● **DATASET RECORDS**
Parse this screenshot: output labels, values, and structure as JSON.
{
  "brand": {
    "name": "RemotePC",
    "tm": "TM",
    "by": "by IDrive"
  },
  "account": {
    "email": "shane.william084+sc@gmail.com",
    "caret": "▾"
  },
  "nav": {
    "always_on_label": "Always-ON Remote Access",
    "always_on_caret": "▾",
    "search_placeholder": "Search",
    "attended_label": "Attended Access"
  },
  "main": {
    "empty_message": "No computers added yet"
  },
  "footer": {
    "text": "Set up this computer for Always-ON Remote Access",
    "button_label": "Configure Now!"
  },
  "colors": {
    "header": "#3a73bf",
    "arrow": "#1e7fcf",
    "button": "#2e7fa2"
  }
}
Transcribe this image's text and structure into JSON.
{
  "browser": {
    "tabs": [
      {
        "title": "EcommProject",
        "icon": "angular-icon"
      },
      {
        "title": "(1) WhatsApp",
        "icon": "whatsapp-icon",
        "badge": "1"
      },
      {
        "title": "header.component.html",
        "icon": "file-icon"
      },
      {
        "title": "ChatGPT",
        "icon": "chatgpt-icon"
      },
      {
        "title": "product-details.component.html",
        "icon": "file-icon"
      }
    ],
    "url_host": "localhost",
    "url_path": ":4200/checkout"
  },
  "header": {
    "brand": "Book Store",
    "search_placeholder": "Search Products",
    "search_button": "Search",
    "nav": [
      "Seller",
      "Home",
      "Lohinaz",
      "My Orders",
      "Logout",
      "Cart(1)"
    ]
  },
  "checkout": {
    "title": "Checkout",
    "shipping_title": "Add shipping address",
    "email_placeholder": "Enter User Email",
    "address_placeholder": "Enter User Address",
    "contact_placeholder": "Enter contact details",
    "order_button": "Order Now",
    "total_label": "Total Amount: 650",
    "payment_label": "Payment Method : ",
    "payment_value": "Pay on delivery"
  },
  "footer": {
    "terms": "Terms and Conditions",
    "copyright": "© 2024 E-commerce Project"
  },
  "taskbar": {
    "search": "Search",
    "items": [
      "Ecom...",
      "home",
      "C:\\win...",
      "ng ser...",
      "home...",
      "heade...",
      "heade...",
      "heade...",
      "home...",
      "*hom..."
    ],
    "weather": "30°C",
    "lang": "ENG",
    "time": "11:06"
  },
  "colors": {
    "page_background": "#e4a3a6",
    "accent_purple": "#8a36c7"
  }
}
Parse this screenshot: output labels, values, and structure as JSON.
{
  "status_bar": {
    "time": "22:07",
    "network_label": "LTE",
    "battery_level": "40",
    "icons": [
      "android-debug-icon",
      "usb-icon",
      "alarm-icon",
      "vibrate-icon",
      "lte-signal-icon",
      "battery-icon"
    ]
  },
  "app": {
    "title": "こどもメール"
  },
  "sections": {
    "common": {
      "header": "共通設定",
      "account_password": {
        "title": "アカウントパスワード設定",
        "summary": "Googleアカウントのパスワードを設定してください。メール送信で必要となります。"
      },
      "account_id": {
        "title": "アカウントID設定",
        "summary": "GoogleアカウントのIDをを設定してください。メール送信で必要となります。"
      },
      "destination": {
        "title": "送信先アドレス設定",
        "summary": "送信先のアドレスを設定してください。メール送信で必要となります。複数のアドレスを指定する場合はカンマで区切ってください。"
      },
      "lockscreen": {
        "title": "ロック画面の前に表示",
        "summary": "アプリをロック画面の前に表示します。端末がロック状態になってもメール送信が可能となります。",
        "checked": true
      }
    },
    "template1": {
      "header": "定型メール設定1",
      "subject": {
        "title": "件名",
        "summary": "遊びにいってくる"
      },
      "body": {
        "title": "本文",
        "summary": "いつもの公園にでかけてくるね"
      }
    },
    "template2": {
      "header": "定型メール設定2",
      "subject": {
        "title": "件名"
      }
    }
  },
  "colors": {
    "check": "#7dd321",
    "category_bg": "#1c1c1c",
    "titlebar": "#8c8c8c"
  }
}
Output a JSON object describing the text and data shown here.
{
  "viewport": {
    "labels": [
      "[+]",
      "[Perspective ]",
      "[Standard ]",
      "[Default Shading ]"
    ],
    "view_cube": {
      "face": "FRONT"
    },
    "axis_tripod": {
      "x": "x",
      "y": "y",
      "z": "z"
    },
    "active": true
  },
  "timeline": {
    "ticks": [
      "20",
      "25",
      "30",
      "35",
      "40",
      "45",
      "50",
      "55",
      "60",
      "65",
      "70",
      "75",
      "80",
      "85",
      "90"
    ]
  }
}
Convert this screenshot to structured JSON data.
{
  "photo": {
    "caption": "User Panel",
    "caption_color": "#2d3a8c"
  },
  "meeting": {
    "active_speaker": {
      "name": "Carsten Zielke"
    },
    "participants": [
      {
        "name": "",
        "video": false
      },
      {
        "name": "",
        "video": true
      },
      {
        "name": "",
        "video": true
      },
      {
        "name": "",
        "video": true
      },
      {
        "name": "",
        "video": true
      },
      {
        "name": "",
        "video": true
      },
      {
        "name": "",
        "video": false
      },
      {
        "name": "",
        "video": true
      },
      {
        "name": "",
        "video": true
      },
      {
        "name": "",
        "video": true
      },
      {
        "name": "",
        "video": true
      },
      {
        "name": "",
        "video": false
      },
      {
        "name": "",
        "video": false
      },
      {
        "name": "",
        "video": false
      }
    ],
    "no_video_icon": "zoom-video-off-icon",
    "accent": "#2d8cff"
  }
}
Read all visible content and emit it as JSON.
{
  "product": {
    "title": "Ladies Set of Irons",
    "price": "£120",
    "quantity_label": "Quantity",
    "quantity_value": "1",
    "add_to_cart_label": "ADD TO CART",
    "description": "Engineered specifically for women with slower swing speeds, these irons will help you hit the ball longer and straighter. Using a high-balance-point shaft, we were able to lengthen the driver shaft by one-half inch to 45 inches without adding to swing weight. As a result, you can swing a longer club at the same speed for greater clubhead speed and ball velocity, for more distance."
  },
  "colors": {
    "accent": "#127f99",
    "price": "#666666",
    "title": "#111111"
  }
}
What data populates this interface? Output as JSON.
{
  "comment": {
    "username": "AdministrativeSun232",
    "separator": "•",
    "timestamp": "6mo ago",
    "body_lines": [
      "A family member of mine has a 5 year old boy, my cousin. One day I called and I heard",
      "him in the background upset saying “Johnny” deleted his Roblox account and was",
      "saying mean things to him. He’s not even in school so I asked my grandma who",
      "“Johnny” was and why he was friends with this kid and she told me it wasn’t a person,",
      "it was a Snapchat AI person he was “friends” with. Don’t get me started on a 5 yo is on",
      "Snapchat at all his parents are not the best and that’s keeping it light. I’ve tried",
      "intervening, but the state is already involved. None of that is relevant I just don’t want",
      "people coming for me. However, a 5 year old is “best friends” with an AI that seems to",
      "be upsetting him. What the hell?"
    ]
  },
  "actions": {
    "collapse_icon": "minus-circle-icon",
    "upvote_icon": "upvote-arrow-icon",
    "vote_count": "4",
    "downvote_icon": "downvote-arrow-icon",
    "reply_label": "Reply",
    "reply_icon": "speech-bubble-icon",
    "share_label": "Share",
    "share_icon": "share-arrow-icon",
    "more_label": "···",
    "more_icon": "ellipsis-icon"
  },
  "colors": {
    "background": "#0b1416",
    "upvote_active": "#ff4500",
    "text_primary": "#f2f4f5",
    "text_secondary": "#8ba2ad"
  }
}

● **WHAT THIS TASK INVOLVES**
The entries above must be returned in full, exactly as shown.

● **FULL SOLUTION**
Parse this screenshot: output labels, values, and structure as JSON.
{
  "brand": {
    "name": "RemotePC",
    "tm": "TM",
    "by": "by IDrive"
  },
  "account": {
    "email": "shane.william084+sc@gmail.com",
    "caret": "▾"
  },
  "nav": {
    "always_on_label": "Always-ON Remote Access",
    "always_on_caret": "▾",
    "search_placeholder": "Search",
    "attended_label": "Attended Access"
  },
  "main": {
    "empty_message": "No computers added yet"
  },
  "footer": {
    "text": "Set up this computer for Always-ON Remote Access",
    "button_label": "Configure Now!"
  },
  "colors": {
    "header": "#3a73bf",
    "arrow": "#1e7fcf",
    "button": "#2e7fa2"
  }
}
Transcribe this image's text and structure into JSON.
{
  "browser": {
    "tabs": [
      {
        "title": "EcommProject",
        "icon": "angular-icon"
      },
      {
        "title": "(1) WhatsApp",
        "icon": "whatsapp-icon",
        "badge": "1"
      },
      {
        "title": "header.component.html",
        "icon": "file-icon"
      },
      {
        "title": "ChatGPT",
        "icon": "chatgpt-icon"
      },
      {
        "title": "product-details.component.html",
        "icon": "file-icon"
      }
    ],
    "url_host": "localhost",
    "url_path": ":4200/checkout"
  },
  "header": {
    "brand": "Book Store",
    "search_placeholder": "Search Products",
    "search_button": "Search",
    "nav": [
      "Seller",
      "Home",
      "Lohinaz",
      "My Orders",
      "Logout",
      "Cart(1)"
    ]
  },
  "checkout": {
    "title": "Checkout",
    "shipping_title": "Add shipping address",
    "email_placeholder": "Enter User Email",
    "address_placeholder": "Enter User Address",
    "contact_placeholder": "Enter contact details",
    "order_button": "Order Now",
    "total_label": "Total Amount: 650",
    "payment_label": "Payment Method : ",
    "payment_value": "Pay on delivery"
  },
  "footer": {
    "terms": "Terms and Conditions",
    "copyright": "© 2024 E-commerce Project"
  },
  "taskbar": {
    "search": "Search",
    "items": [
      "Ecom...",
      "home",
      "C:\\win...",
      "ng ser...",
      "home...",
      "heade...",
      "heade...",
      "heade...",
      "home...",
      "*hom..."
    ],
    "weather": "30°C",
    "lang": "ENG",
    "time": "11:06"
  },
  "colors": {
    "page_background": "#e4a3a6",
    "accent_purple": "#8a36c7"
  }
}
Parse this screenshot: output labels, values, and structure as JSON.
{
  "status_bar": {
    "time": "22:07",
    "network_label": "LTE",
    "battery_level": "40",
    "icons": [
      "android-debug-icon",
      "usb-icon",
      "alarm-icon",
      "vibrate-icon",
      "lte-signal-icon",
      "battery-icon"
    ]
  },
  "app": {
    "title": "こどもメール"
  },
  "sections": {
    "common": {
      "header": "共通設定",
      "account_password": {
        "title": "アカウントパスワード設定",
        "summary": "Googleアカウントのパスワードを設定してください。メール送信で必要となります。"
      },
      "account_id": {
        "title": "アカウントID設定",
        "summary": "GoogleアカウントのIDをを設定してください。メール送信で必要となります。"
      },
      "destination": {
        "title": "送信先アドレス設定",
        "summary": "送信先のアドレスを設定してください。メール送信で必要となります。複数のアドレスを指定する場合はカンマで区切ってください。"
      },
      "lockscreen": {
        "title": "ロック画面の前に表示",
        "summary": "アプリをロック画面の前に表示します。端末がロック状態になってもメール送信が可能となります。",
        "checked": true
      }
    },
    "template1": {
      "header": "定型メール設定1",
      "subject": {
        "title": "件名",
        "summary": "遊びにいってくる"
      },
      "body": {
        "title": "本文",
        "summary": "いつもの公園にでかけてくるね"
      }
    },
    "template2": {
      "header": "定型メール設定2",
      "subject": {
        "title": "件名"
      }
    }
  },
  "colors": {
    "check": "#7dd321",
    "category_bg": "#1c1c1c",
    "titlebar": "#8c8c8c"
  }
}
Output a JSON object describing the text and data shown here.
{
  "viewport": {
    "labels": [
      "[+]",
      "[Perspective ]",
      "[Standard ]",
      "[Default Shading ]"
    ],
    "view_cube": {
      "face": "FRONT"
    },
    "axis_tripod": {
      "x": "x",
      "y": "y",
      "z": "z"
    },
    "active": true
  },
  "timeline": {
    "ticks": [
      "20",
      "25",
      "30",
      "35",
      "40",
      "45",
      "50",
      "55",
      "60",
      "65",
      "70",
      "75",
      "80",
      "85",
      "90"
    ]
  }
}
Convert this screenshot to structured JSON data.
{
  "photo": {
    "caption": "User Panel",
    "caption_color": "#2d3a8c"
  },
  "meeting": {
    "active_speaker": {
      "name": "Carsten Zielke"
    },
    "participants": [
      {
        "name": "",
        "video": false
      },
      {
        "name": "",
        "video": true
      },
      {
        "name": "",
        "video": true
      },
      {
        "name": "",
        "video": true
      },
      {
        "name": "",
        "video": true
      },
      {
        "name": "",
        "video": true
      },
      {
        "name": "",
        "video": false
      },
      {
        "name": "",
        "video": true
      },
      {
        "name": "",
        "video": true
      },
      {
        "name": "",
        "video": true
      },
      {
        "name": "",
        "video": true
      },
      {
        "name": "",
        "video": false
      },
      {
        "name": "",
        "video": false
      },
      {
        "name": "",
        "video": false
      }
    ],
    "no_video_icon": "zoom-video-off-icon",
    "accent": "#2d8cff"
  }
}
Read all visible content and emit it as JSON.
{
  "product": {
    "title": "Ladies Set of Irons",
    "price": "£120",
    "quantity_label": "Quantity",
    "quantity_value": "1",
    "add_to_cart_label": "ADD TO CART",
    "description": "Engineered specifically for women with slower swing speeds, these irons will help you hit the ball longer and straighter. Using a high-balance-point shaft, we were able to lengthen the driver shaft by one-half inch to 45 inches without adding to swing weight. As a result, you can swing a longer club at the same speed for greater clubhead speed and ball velocity, for more distance."
  },
  "colors": {
    "accent": "#127f99",
    "price": "#666666",
    "title": "#111111"
  }
}
What data populates this interface? Output as JSON.
{
  "comment": {
    "username": "AdministrativeSun232",
    "separator": "•",
    "timestamp": "6mo ago",
    "body_lines": [
      "A family member of mine has a 5 year old boy, my cousin. One day I called and I heard",
      "him in the background upset saying “Johnny” deleted his Roblox account and was",
      "saying mean things to him. He’s not even in school so I asked my grandma who",
      "“Johnny” was and why he was friends with this kid and she told me it wasn’t a person,",
      "it was a Snapchat AI person he was “friends” with. Don’t get me started on a 5 yo is on",
      "Snapchat at all his parents are not the best and that’s keeping it light. I’ve tried",
      "intervening, but the state is already involved. None of that is relevant I just don’t want",
      "people coming for me. However, a 5 year old is “best friends” with an AI that seems to",
      "be upsetting him. What the hell?"
    ]
  },
  "actions": {
    "collapse_icon": "minus-circle-icon",
    "upvote_icon": "upvote-arrow-icon",
    "vote_count": "4",
    "downvote_icon": "downvote-arrow-icon",
    "reply_label": "Reply",
    "reply_icon": "speech-bubble-icon",
    "share_label": "Share",
    "share_icon": "share-arrow-icon",
    "more_label": "···",
    "more_icon": "ellipsis-icon"
  },
  "colors": {
    "background": "#0b1416",
    "upvote_active": "#ff4500",
    "text_primary": "#f2f4f5",
    "text_secondary": "#8ba2ad"
  }
}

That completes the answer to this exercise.